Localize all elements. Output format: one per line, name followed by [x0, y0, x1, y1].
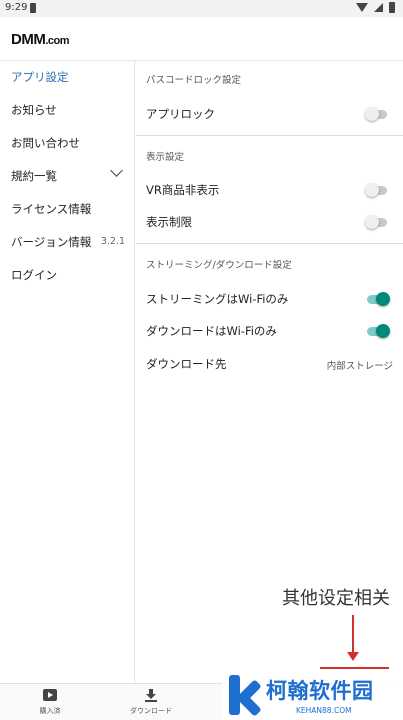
status-bar: 9:29 — [0, 0, 403, 17]
section-title-streaming: ストリーミング/ダウンロード設定 — [146, 260, 292, 271]
setting-row-hide-vr[interactable]: VR商品非表示 — [136, 174, 403, 206]
download-icon — [144, 689, 158, 702]
sidebar-item-label: ライセンス情報 — [11, 202, 92, 216]
download-wifi-toggle[interactable] — [367, 324, 390, 338]
section-divider — [136, 135, 403, 136]
sidebar-item-app-settings[interactable]: アプリ設定 — [0, 61, 135, 93]
nav-download[interactable]: ダウンロード — [101, 684, 201, 720]
setting-row-app-lock[interactable]: アプリロック — [136, 98, 403, 130]
sidebar-item-label: お問い合わせ — [11, 136, 80, 150]
wifi-icon — [356, 3, 368, 12]
sidebar-item-version[interactable]: バージョン情報 3.2.1 — [0, 226, 135, 258]
annotation-arrow-head — [347, 652, 359, 661]
dmm-logo[interactable]: DMM.com — [11, 31, 70, 48]
version-number: 3.2.1 — [100, 236, 125, 247]
sidebar-item-label: バージョン情報 — [11, 235, 92, 249]
battery-icon — [389, 2, 395, 13]
setting-label: 表示制限 — [146, 215, 192, 229]
chevron-down-icon[interactable] — [110, 164, 123, 177]
nav-label: ダウンロード — [130, 707, 172, 715]
nav-purchased[interactable]: 購入済 — [0, 684, 100, 720]
setting-label: VR商品非表示 — [146, 183, 220, 197]
sidebar-item-label: 規約一覧 — [11, 169, 57, 183]
sidebar-item-terms[interactable]: 規約一覧 — [0, 160, 135, 192]
setting-row-display-restriction[interactable]: 表示制限 — [136, 206, 403, 238]
setting-label: ストリーミングはWi-Fiのみ — [146, 292, 289, 306]
watermark-name: 柯翰软件园 — [266, 679, 374, 703]
status-time: 9:29 — [5, 2, 28, 13]
play-icon — [43, 689, 57, 701]
watermark-url: KEHAN88.COM — [296, 706, 352, 715]
setting-row-download-wifi[interactable]: ダウンロードはWi-Fiのみ — [136, 315, 403, 347]
sidebar-item-label: アプリ設定 — [11, 70, 69, 84]
annotation-underline — [320, 667, 389, 669]
setting-label: ダウンロード先 — [146, 357, 227, 371]
logo-suffix: .com — [45, 35, 70, 47]
setting-label: ダウンロードはWi-Fiのみ — [146, 324, 277, 338]
app-header: DMM.com — [0, 17, 403, 61]
download-location-value: 内部ストレージ — [326, 361, 393, 372]
cell-signal-icon — [374, 3, 383, 12]
nav-label: 購入済 — [39, 707, 61, 715]
setting-label: アプリロック — [146, 107, 215, 121]
sidebar-item-news[interactable]: お知らせ — [0, 94, 135, 126]
watermark: 柯翰软件园 KEHAN88.COM — [222, 671, 403, 720]
sidebar-item-label: お知らせ — [11, 103, 57, 117]
hide-vr-toggle[interactable] — [365, 183, 387, 197]
setting-row-download-location[interactable]: ダウンロード先 内部ストレージ — [136, 348, 403, 380]
sidebar-item-license[interactable]: ライセンス情報 — [0, 193, 135, 225]
sidebar-item-label: ログイン — [11, 268, 57, 282]
annotation-arrow — [352, 615, 354, 655]
setting-row-streaming-wifi[interactable]: ストリーミングはWi-Fiのみ — [136, 283, 403, 315]
sidebar: アプリ設定 お知らせ お問い合わせ 規約一覧 ライセンス情報 バージョン情報 3… — [0, 61, 135, 683]
section-divider — [136, 243, 403, 244]
section-title-passcode: パスコードロック設定 — [146, 75, 242, 86]
logo-main: DMM — [11, 31, 46, 48]
display-restriction-toggle[interactable] — [365, 215, 387, 229]
section-title-display: 表示設定 — [146, 152, 185, 163]
app-lock-toggle[interactable] — [365, 107, 387, 121]
watermark-logo-icon — [226, 673, 262, 717]
sim-icon — [30, 3, 36, 13]
sidebar-item-contact[interactable]: お問い合わせ — [0, 127, 135, 159]
status-icons — [356, 2, 395, 13]
annotation-text: 其他设定相关 — [282, 588, 390, 609]
streaming-wifi-toggle[interactable] — [367, 292, 390, 306]
sidebar-item-login[interactable]: ログイン — [0, 259, 135, 291]
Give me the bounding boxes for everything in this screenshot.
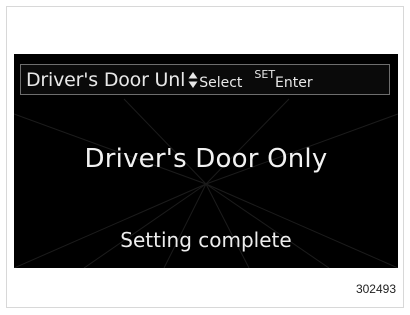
menu-title: Driver's Door Unl	[26, 68, 186, 91]
figure-number: 302493	[355, 282, 396, 296]
selected-option: Driver's Door Only	[84, 144, 328, 174]
display-screen: Driver's Door Unl Select SET Enter Drive…	[14, 54, 398, 268]
up-down-arrows-icon	[188, 71, 198, 89]
status-message: Setting complete	[120, 228, 292, 252]
enter-hint: Enter	[275, 75, 313, 91]
menu-header: Driver's Door Unl Select SET Enter	[20, 64, 390, 95]
set-button-label: SET	[254, 68, 276, 81]
select-hint: Select	[199, 75, 243, 91]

• _GIVEN REQUEST_
Rewrite every row above as a numbered list, one line per item, skipping blank lines. Leave the pictures out of the answer.

• _RESULT OF THIS EXERCISE_
1. Localize all elements. Output format: one per line, name followed by [x0, y0, x1, y1].
2. status-bar: 9:29 — [0, 0, 403, 17]
3. section-title-streaming: ストリーミング/ダウンロード設定 — [146, 260, 292, 271]
4. setting-row-hide-vr[interactable]: VR商品非表示 — [136, 174, 403, 206]
5. download-icon — [144, 689, 158, 702]
6. sidebar-item-label: ライセンス情報 — [11, 202, 92, 216]
7. download-wifi-toggle[interactable] — [367, 324, 390, 338]
8. section-divider — [136, 135, 403, 136]
9. sidebar-item-app-settings[interactable]: アプリ設定 — [0, 61, 135, 93]
10. nav-download[interactable]: ダウンロード — [101, 684, 201, 720]
11. setting-row-app-lock[interactable]: アプリロック — [136, 98, 403, 130]
12. sidebar-item-label: お問い合わせ — [11, 136, 80, 150]
13. wifi-icon — [356, 3, 368, 12]
14. sidebar-item-version[interactable]: バージョン情報 3.2.1 — [0, 226, 135, 258]
15. annotation-arrow-head — [347, 652, 359, 661]
16. dmm-logo[interactable]: DMM.com — [11, 31, 70, 48]
17. version-number: 3.2.1 — [100, 236, 125, 247]
18. sidebar-item-label: バージョン情報 — [11, 235, 92, 249]
19. battery-icon — [389, 2, 395, 13]
20. setting-label: 表示制限 — [146, 215, 192, 229]
21. chevron-down-icon[interactable] — [110, 164, 123, 177]
22. nav-label: ダウンロード — [130, 707, 172, 715]
23. nav-purchased[interactable]: 購入済 — [0, 684, 100, 720]
24. setting-label: VR商品非表示 — [146, 183, 220, 197]
25. sidebar-item-label: 規約一覧 — [11, 169, 57, 183]
26. sidebar-item-terms[interactable]: 規約一覧 — [0, 160, 135, 192]
27. setting-row-display-restriction[interactable]: 表示制限 — [136, 206, 403, 238]
28. setting-label: ストリーミングはWi-Fiのみ — [146, 292, 289, 306]
29. watermark-name: 柯翰软件园 — [266, 679, 374, 703]
30. status-time: 9:29 — [5, 2, 28, 13]
31. play-icon — [43, 689, 57, 701]
32. watermark-url: KEHAN88.COM — [296, 706, 352, 715]
33. setting-row-download-wifi[interactable]: ダウンロードはWi-Fiのみ — [136, 315, 403, 347]
34. sidebar-item-label: アプリ設定 — [11, 70, 69, 84]
35. annotation-underline — [320, 667, 389, 669]
36. setting-label: ダウンロード先 — [146, 357, 227, 371]
37. logo-suffix: .com — [45, 35, 70, 47]
38. setting-label: ダウンロードはWi-Fiのみ — [146, 324, 277, 338]
39. app-header: DMM.com — [0, 17, 403, 61]
40. download-location-value: 内部ストレージ — [326, 361, 393, 372]
41. cell-signal-icon — [374, 3, 383, 12]
42. nav-label: 購入済 — [39, 707, 61, 715]
43. setting-label: アプリロック — [146, 107, 215, 121]
44. sidebar-item-news[interactable]: お知らせ — [0, 94, 135, 126]
45. watermark: 柯翰软件园 KEHAN88.COM — [222, 671, 403, 720]
46. sidebar-item-label: お知らせ — [11, 103, 57, 117]
47. hide-vr-toggle[interactable] — [365, 183, 387, 197]
48. setting-row-download-location[interactable]: ダウンロード先 内部ストレージ — [136, 348, 403, 380]
49. sidebar-item-license[interactable]: ライセンス情報 — [0, 193, 135, 225]
50. sidebar-item-label: ログイン — [11, 268, 57, 282]
51. annotation-arrow — [352, 615, 354, 655]
52. setting-row-streaming-wifi[interactable]: ストリーミングはWi-Fiのみ — [136, 283, 403, 315]
53. sidebar: アプリ設定 お知らせ お問い合わせ 規約一覧 ライセンス情報 バージョン情報 3… — [0, 61, 135, 683]
54. section-divider — [136, 243, 403, 244]
55. section-title-passcode: パスコードロック設定 — [146, 75, 242, 86]
56. logo-main: DMM — [11, 31, 46, 48]
57. display-restriction-toggle[interactable] — [365, 215, 387, 229]
58. section-title-display: 表示設定 — [146, 152, 185, 163]
59. app-lock-toggle[interactable] — [365, 107, 387, 121]
60. watermark-logo-icon — [226, 673, 262, 717]
61. sim-icon — [30, 3, 36, 13]
62. sidebar-item-contact[interactable]: お問い合わせ — [0, 127, 135, 159]
63. status-icons — [356, 2, 395, 13]
64. annotation-text: 其他设定相关 — [282, 588, 390, 609]
65. streaming-wifi-toggle[interactable] — [367, 292, 390, 306]
66. sidebar-item-login[interactable]: ログイン — [0, 259, 135, 291]
67. Give me the bounding boxes for everything in this screenshot.
68. menu-title: Driver's Door Unl	[26, 68, 186, 91]
69. figure-number: 302493	[355, 282, 396, 296]
70. selected-option: Driver's Door Only	[84, 144, 328, 174]
71. display-screen: Driver's Door Unl Select SET Enter Drive…	[14, 54, 398, 268]
72. up-down-arrows-icon	[188, 71, 198, 89]
73. status-message: Setting complete	[120, 228, 292, 252]
74. enter-hint: Enter	[275, 75, 313, 91]
75. menu-header: Driver's Door Unl Select SET Enter	[20, 64, 390, 95]
76. set-button-label: SET	[254, 68, 276, 81]
77. select-hint: Select	[199, 75, 243, 91]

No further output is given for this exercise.